** Begin DATASET ROWS **

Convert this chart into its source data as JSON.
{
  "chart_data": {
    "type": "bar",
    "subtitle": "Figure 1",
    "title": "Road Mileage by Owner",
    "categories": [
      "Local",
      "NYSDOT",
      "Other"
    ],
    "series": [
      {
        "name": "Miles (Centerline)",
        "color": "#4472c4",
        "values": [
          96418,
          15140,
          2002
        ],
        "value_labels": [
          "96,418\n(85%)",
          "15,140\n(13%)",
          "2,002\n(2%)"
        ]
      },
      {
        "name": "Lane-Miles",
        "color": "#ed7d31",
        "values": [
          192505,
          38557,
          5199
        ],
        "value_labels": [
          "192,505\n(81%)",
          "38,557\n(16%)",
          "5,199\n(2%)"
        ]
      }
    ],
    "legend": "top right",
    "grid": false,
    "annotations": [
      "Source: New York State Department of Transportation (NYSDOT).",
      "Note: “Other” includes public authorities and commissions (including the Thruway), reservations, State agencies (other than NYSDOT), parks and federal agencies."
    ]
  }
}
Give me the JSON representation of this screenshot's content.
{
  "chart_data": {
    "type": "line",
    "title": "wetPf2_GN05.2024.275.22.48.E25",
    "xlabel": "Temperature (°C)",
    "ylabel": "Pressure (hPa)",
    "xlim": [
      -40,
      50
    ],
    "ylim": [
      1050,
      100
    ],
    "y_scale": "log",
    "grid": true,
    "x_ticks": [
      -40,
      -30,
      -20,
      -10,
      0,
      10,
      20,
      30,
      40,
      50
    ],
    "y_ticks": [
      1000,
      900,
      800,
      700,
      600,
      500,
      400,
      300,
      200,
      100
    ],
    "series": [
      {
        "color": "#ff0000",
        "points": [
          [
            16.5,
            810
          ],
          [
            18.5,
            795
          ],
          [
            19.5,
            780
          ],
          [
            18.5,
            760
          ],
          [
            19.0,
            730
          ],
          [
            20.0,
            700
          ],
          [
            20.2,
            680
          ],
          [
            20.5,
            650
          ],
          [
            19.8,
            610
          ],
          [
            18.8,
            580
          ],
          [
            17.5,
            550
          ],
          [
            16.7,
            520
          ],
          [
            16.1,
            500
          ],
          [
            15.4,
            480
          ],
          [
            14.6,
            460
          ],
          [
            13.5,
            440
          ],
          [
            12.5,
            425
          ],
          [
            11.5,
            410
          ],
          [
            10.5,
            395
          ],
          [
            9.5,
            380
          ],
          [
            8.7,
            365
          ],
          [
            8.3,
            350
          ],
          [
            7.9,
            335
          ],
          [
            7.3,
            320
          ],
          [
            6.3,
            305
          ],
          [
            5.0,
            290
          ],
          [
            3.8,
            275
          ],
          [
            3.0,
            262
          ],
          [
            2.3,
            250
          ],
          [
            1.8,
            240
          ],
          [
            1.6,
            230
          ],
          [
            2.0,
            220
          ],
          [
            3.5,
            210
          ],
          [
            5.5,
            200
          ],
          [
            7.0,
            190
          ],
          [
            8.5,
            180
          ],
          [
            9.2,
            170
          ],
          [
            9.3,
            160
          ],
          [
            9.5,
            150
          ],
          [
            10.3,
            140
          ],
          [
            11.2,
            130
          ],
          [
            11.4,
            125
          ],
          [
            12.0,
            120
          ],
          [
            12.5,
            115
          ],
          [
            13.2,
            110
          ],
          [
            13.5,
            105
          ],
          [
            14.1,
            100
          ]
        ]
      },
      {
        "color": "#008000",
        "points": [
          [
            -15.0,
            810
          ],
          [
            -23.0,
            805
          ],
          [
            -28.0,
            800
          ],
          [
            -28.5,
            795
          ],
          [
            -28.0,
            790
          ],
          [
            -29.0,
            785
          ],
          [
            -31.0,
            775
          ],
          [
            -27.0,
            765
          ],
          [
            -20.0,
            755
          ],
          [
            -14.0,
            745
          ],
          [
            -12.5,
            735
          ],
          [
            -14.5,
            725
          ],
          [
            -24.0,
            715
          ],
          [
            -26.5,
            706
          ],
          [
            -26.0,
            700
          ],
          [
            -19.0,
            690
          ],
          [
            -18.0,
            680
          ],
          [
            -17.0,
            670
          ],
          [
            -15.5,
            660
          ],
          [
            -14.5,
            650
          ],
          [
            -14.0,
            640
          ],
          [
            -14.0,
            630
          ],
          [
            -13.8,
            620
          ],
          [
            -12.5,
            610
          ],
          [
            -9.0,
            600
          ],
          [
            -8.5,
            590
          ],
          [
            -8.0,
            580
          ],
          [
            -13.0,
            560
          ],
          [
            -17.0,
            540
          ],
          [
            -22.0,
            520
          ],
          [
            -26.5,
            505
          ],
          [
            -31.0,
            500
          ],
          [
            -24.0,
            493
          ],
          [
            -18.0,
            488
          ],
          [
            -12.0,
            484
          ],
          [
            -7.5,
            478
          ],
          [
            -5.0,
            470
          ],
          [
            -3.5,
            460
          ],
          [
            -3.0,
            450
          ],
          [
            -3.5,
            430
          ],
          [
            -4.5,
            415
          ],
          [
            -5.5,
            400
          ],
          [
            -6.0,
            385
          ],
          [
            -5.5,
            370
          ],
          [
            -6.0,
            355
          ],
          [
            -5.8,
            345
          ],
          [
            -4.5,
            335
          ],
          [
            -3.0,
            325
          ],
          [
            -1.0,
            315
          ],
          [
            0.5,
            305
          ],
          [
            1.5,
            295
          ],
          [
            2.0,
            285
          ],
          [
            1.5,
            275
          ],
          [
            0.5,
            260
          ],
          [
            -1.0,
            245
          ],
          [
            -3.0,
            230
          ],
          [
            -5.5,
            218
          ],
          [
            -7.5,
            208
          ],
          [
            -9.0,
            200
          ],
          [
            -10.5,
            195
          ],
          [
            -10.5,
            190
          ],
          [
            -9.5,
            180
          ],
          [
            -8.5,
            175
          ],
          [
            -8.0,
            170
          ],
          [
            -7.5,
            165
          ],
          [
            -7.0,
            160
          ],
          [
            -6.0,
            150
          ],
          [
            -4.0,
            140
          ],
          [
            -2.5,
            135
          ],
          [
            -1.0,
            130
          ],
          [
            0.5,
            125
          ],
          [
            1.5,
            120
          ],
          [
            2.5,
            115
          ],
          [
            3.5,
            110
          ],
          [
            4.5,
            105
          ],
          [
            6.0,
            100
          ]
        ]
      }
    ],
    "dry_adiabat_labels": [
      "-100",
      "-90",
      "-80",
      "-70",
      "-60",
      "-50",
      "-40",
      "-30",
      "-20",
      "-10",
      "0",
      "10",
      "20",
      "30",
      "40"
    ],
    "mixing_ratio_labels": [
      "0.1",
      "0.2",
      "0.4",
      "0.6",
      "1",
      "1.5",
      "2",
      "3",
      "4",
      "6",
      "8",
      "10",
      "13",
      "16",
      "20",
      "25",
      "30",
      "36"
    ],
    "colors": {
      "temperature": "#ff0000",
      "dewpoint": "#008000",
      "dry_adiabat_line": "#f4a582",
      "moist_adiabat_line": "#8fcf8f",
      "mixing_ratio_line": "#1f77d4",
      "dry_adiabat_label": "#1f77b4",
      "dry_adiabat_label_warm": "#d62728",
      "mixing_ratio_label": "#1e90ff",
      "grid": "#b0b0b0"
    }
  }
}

** End DATASET ROWS **

## EXERCISE PROMPT:
Reproduce the full listing exactly.

## SOLUTION FOR THIS TASK:
Convert this chart into its source data as JSON.
{
  "chart_data": {
    "type": "bar",
    "subtitle": "Figure 1",
    "title": "Road Mileage by Owner",
    "categories": [
      "Local",
      "NYSDOT",
      "Other"
    ],
    "series": [
      {
        "name": "Miles (Centerline)",
        "color": "#4472c4",
        "values": [
          96418,
          15140,
          2002
        ],
        "value_labels": [
          "96,418\n(85%)",
          "15,140\n(13%)",
          "2,002\n(2%)"
        ]
      },
      {
        "name": "Lane-Miles",
        "color": "#ed7d31",
        "values": [
          192505,
          38557,
          5199
        ],
        "value_labels": [
          "192,505\n(81%)",
          "38,557\n(16%)",
          "5,199\n(2%)"
        ]
      }
    ],
    "legend": "top right",
    "grid": false,
    "annotations": [
      "Source: New York State Department of Transportation (NYSDOT).",
      "Note: “Other” includes public authorities and commissions (including the Thruway), reservations, State agencies (other than NYSDOT), parks and federal agencies."
    ]
  }
}
Give me the JSON representation of this screenshot's content.
{
  "chart_data": {
    "type": "line",
    "title": "wetPf2_GN05.2024.275.22.48.E25",
    "xlabel": "Temperature (°C)",
    "ylabel": "Pressure (hPa)",
    "xlim": [
      -40,
      50
    ],
    "ylim": [
      1050,
      100
    ],
    "y_scale": "log",
    "grid": true,
    "x_ticks": [
      -40,
      -30,
      -20,
      -10,
      0,
      10,
      20,
      30,
      40,
      50
    ],
    "y_ticks": [
      1000,
      900,
      800,
      700,
      600,
      500,
      400,
      300,
      200,
      100
    ],
    "series": [
      {
        "color": "#ff0000",
        "points": [
          [
            16.5,
            810
          ],
          [
            18.5,
            795
          ],
          [
            19.5,
            780
          ],
          [
            18.5,
            760
          ],
          [
            19.0,
            730
          ],
          [
            20.0,
            700
          ],
          [
            20.2,
            680
          ],
          [
            20.5,
            650
          ],
          [
            19.8,
            610
          ],
          [
            18.8,
            580
          ],
          [
            17.5,
            550
          ],
          [
            16.7,
            520
          ],
          [
            16.1,
            500
          ],
          [
            15.4,
            480
          ],
          [
            14.6,
            460
          ],
          [
            13.5,
            440
          ],
          [
            12.5,
            425
          ],
          [
            11.5,
            410
          ],
          [
            10.5,
            395
          ],
          [
            9.5,
            380
          ],
          [
            8.7,
            365
          ],
          [
            8.3,
            350
          ],
          [
            7.9,
            335
          ],
          [
            7.3,
            320
          ],
          [
            6.3,
            305
          ],
          [
            5.0,
            290
          ],
          [
            3.8,
            275
          ],
          [
            3.0,
            262
          ],
          [
            2.3,
            250
          ],
          [
            1.8,
            240
          ],
          [
            1.6,
            230
          ],
          [
            2.0,
            220
          ],
          [
            3.5,
            210
          ],
          [
            5.5,
            200
          ],
          [
            7.0,
            190
          ],
          [
            8.5,
            180
          ],
          [
            9.2,
            170
          ],
          [
            9.3,
            160
          ],
          [
            9.5,
            150
          ],
          [
            10.3,
            140
          ],
          [
            11.2,
            130
          ],
          [
            11.4,
            125
          ],
          [
            12.0,
            120
          ],
          [
            12.5,
            115
          ],
          [
            13.2,
            110
          ],
          [
            13.5,
            105
          ],
          [
            14.1,
            100
          ]
        ]
      },
      {
        "color": "#008000",
        "points": [
          [
            -15.0,
            810
          ],
          [
            -23.0,
            805
          ],
          [
            -28.0,
            800
          ],
          [
            -28.5,
            795
          ],
          [
            -28.0,
            790
          ],
          [
            -29.0,
            785
          ],
          [
            -31.0,
            775
          ],
          [
            -27.0,
            765
          ],
          [
            -20.0,
            755
          ],
          [
            -14.0,
            745
          ],
          [
            -12.5,
            735
          ],
          [
            -14.5,
            725
          ],
          [
            -24.0,
            715
          ],
          [
            -26.5,
            706
          ],
          [
            -26.0,
            700
          ],
          [
            -19.0,
            690
          ],
          [
            -18.0,
            680
          ],
          [
            -17.0,
            670
          ],
          [
            -15.5,
            660
          ],
          [
            -14.5,
            650
          ],
          [
            -14.0,
            640
          ],
          [
            -14.0,
            630
          ],
          [
            -13.8,
            620
          ],
          [
            -12.5,
            610
          ],
          [
            -9.0,
            600
          ],
          [
            -8.5,
            590
          ],
          [
            -8.0,
            580
          ],
          [
            -13.0,
            560
          ],
          [
            -17.0,
            540
          ],
          [
            -22.0,
            520
          ],
          [
            -26.5,
            505
          ],
          [
            -31.0,
            500
          ],
          [
            -24.0,
            493
          ],
          [
            -18.0,
            488
          ],
          [
            -12.0,
            484
          ],
          [
            -7.5,
            478
          ],
          [
            -5.0,
            470
          ],
          [
            -3.5,
            460
          ],
          [
            -3.0,
            450
          ],
          [
            -3.5,
            430
          ],
          [
            -4.5,
            415
          ],
          [
            -5.5,
            400
          ],
          [
            -6.0,
            385
          ],
          [
            -5.5,
            370
          ],
          [
            -6.0,
            355
          ],
          [
            -5.8,
            345
          ],
          [
            -4.5,
            335
          ],
          [
            -3.0,
            325
          ],
          [
            -1.0,
            315
          ],
          [
            0.5,
            305
          ],
          [
            1.5,
            295
          ],
          [
            2.0,
            285
          ],
          [
            1.5,
            275
          ],
          [
            0.5,
            260
          ],
          [
            -1.0,
            245
          ],
          [
            -3.0,
            230
          ],
          [
            -5.5,
            218
          ],
          [
            -7.5,
            208
          ],
          [
            -9.0,
            200
          ],
          [
            -10.5,
            195
          ],
          [
            -10.5,
            190
          ],
          [
            -9.5,
            180
          ],
          [
            -8.5,
            175
          ],
          [
            -8.0,
            170
          ],
          [
            -7.5,
            165
          ],
          [
            -7.0,
            160
          ],
          [
            -6.0,
            150
          ],
          [
            -4.0,
            140
          ],
          [
            -2.5,
            135
          ],
          [
            -1.0,
            130
          ],
          [
            0.5,
            125
          ],
          [
            1.5,
            120
          ],
          [
            2.5,
            115
          ],
          [
            3.5,
            110
          ],
          [
            4.5,
            105
          ],
          [
            6.0,
            100
          ]
        ]
      }
    ],
    "dry_adiabat_labels": [
      "-100",
      "-90",
      "-80",
      "-70",
      "-60",
      "-50",
      "-40",
      "-30",
      "-20",
      "-10",
      "0",
      "10",
      "20",
      "30",
      "40"
    ],
    "mixing_ratio_labels": [
      "0.1",
      "0.2",
      "0.4",
      "0.6",
      "1",
      "1.5",
      "2",
      "3",
      "4",
      "6",
      "8",
      "10",
      "13",
      "16",
      "20",
      "25",
      "30",
      "36"
    ],
    "colors": {
      "temperature": "#ff0000",
      "dewpoint": "#008000",
      "dry_adiabat_line": "#f4a582",
      "moist_adiabat_line": "#8fcf8f",
      "mixing_ratio_line": "#1f77d4",
      "dry_adiabat_label": "#1f77b4",
      "dry_adiabat_label_warm": "#d62728",
      "mixing_ratio_label": "#1e90ff",
      "grid": "#b0b0b0"
    }
  }
}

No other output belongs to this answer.